***** Text for analysis

A multi-modal parcellation of human cerebral cortex p.171

A detailed parcellation (map) of the human cerebral cortex has been obtained by integrating multi-modal imaging data, including functional magnetic resonance imaging (fMRI), and the resulting freely available resources will enable detailed comparative studies of the human brain in health, ageing and disease.

doi: 10.1038/nature18933

SAR11 bacteria linked to ocean anoxia and nitrogen loss p.179

Bacteria of the SAR11 clade constitute up to one half of all marine microbes and are thought to require oxygen for growth; here, a subgroup of SAR11 bacteria are shown to thrive in ocean oxygen minimum zones and to encode abundant respiratory nitrate reductases.

doi: 10.1038/nature19068

An evolutionarily conserved pathway controls proteasome homeostasis p.184

Proteasome abundance is crucial for cell survival, but how cells maintain adequate amounts of proteasome is unclear; an analysis in yeast identifies TORC1 and Mpk1 as central components of a pathway regulating proteasome homeostasis through the coordinated regulation of regulatory particle assembly chaperones and proteasome subunits—this pathway is evolutionarily conserved with mTOR and ERK5 regulating proteasome abundance in mammals.

doi: 10.1038/nature18943


Heating of Jupiter’s upper atmosphere above the Great Red Spot p.190

The upper atmosphere above Jupiter’s Great Red Spot—the largest storm in the Solar System—is hundreds of degrees hotter than anywhere else on the planet; the heating must come from below, suggesting coupling between Jupiter’s lower and upper atmospheres, probably the result of upwardly propagating acoustic or gravity waves.

doi: 10.1038/nature18940

Single-layer MoS2 nanopores as nanopower generators p.197

Blue energy is a desirable renewable resource, involving the osmotic transport of ions through a membrane from seawater to fresh water; here, nanopores have been created in two-dimensional molybdenum-disulfide membranes, and shown to generate a substantial osmotic power output.

**********
***** Given data

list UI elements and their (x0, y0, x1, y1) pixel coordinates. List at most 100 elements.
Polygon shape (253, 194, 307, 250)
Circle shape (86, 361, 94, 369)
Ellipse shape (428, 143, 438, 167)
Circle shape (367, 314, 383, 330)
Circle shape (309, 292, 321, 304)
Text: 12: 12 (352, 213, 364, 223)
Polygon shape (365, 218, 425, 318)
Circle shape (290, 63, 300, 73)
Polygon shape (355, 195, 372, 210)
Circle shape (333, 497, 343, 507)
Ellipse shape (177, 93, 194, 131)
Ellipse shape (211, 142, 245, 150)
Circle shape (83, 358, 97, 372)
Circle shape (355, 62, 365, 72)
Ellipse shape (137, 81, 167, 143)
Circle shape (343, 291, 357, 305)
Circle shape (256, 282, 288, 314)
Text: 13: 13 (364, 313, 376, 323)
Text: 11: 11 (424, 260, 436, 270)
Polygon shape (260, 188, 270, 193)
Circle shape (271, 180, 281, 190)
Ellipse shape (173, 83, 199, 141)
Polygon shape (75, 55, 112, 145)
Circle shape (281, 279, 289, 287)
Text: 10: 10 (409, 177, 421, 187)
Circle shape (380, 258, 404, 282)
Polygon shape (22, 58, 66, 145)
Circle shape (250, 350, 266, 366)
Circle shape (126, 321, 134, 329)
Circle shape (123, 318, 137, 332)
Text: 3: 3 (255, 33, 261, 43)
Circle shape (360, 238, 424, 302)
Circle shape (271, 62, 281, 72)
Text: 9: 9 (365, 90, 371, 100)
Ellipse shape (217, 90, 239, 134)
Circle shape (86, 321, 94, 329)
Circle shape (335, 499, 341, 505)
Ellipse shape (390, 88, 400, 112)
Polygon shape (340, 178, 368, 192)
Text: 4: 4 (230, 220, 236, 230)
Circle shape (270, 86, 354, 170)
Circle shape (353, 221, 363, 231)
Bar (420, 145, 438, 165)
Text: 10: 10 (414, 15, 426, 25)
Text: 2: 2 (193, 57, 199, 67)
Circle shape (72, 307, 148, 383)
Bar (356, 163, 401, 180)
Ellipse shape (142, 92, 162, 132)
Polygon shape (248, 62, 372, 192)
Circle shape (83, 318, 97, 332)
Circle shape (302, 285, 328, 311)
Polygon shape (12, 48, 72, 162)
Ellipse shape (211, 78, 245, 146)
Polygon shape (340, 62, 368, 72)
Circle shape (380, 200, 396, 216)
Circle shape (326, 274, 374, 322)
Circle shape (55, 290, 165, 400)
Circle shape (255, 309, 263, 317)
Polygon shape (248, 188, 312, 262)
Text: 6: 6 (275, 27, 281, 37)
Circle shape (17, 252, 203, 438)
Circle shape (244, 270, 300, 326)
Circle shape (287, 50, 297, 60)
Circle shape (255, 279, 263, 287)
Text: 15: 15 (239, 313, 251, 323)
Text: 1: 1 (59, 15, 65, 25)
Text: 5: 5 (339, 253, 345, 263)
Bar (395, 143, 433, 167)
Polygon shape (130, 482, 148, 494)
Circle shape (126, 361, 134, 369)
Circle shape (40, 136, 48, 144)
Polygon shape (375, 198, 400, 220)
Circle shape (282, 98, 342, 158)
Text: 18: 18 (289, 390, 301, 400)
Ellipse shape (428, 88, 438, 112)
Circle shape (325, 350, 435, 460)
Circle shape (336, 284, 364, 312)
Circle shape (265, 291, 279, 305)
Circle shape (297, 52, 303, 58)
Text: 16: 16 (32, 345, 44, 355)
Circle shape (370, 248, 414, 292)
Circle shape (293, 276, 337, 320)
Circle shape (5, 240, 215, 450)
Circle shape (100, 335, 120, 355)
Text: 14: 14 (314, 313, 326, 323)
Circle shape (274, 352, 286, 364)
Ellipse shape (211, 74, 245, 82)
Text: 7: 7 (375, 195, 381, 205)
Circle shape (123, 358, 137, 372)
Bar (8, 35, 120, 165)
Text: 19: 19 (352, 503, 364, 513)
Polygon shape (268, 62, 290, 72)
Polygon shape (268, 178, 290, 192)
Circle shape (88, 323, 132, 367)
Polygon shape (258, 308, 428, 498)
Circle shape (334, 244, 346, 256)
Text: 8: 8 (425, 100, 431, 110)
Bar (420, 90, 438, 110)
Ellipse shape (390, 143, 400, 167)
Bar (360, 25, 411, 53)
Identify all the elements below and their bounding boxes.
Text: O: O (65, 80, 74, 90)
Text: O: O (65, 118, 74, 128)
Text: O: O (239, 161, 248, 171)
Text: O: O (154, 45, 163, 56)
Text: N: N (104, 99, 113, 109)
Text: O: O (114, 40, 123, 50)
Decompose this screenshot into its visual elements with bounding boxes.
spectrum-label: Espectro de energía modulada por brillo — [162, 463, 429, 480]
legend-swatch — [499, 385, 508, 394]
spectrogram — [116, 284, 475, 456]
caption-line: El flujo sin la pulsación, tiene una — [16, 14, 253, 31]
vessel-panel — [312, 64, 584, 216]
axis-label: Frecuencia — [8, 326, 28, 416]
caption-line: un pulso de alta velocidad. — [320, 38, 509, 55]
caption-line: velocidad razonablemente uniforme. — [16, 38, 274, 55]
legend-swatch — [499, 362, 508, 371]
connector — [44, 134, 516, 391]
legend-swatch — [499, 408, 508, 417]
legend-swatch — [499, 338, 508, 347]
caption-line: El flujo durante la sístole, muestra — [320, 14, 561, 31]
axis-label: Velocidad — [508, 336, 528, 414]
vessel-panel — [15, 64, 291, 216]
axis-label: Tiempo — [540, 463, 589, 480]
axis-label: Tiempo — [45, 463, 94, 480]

**********

▶ Exercise set:
• 1. According to the journal article summaries, what share of all marine microbes do SAR11 bacteria make up?
• 2. Pick up the journal article summaries after their last sentence and continue them.
The material has no connection to the journal article summaries.

▶ Responses in order:
• 1. Up to one half.

• 2.
doi: 10.1038/nature18593

Emergence of a Homo sapiens-specific gene family and chromosome 16p11.2 CNV susceptibility p.205

Genetic differences that specify unique aspects of human evolution have typically been identified by comparative analyses between the genomes of humans and closely related primates, including more recently the genomes of archaic hominins. Not all regions of the genome, however, are equally amenable to such study. Recurrent copy number variation (CNV) at chromosome 16p11.2 accounts for approximately 1% of cases of autism and is mediated by a complex set of segmental duplications, many of which arose recently during human evolution. Here we reconstruct the evolutionary history of the locus and identify bolA family member 2 (BOLA2) as a gene duplicated exclusively in Homo sapiens. We estimate that a 95-kilobase-pair segment containing BOLA2 duplicated across the critical region approximately 282 thousand years ago (ka), one of the latest among a series of genomic changes that dramatically restructured the locus during hominid evolution. All humans examined carried one or more copies of the duplication, which nearly fixed early in the human lineage—a pattern unlikely to have arisen so rapidly in the absence of selection (P < 0.0097). We show that the duplication of BOLA2 led to a novel, human-specific in-frame fusion transcript and that BOLA2 copy number correlates with both RNA expression (r = 0.36) and protein level (r = 0.65), with the greatest expression difference between human and chimpanzee in experimentally derived stem cells. Analyses of 152 patients carrying a chromosome 16p11.2 rearrangement show that more than 96% of breakpoints occur within the H. sapiens-specific duplication. In summary, the duplicative transposition of BOLA2 at the root of the H. sapiens lineage about 282 ka simultaneously increased copy number of a gene associated with iron homeostasis and predisposed our species to recurrent rearrangements associated with disease.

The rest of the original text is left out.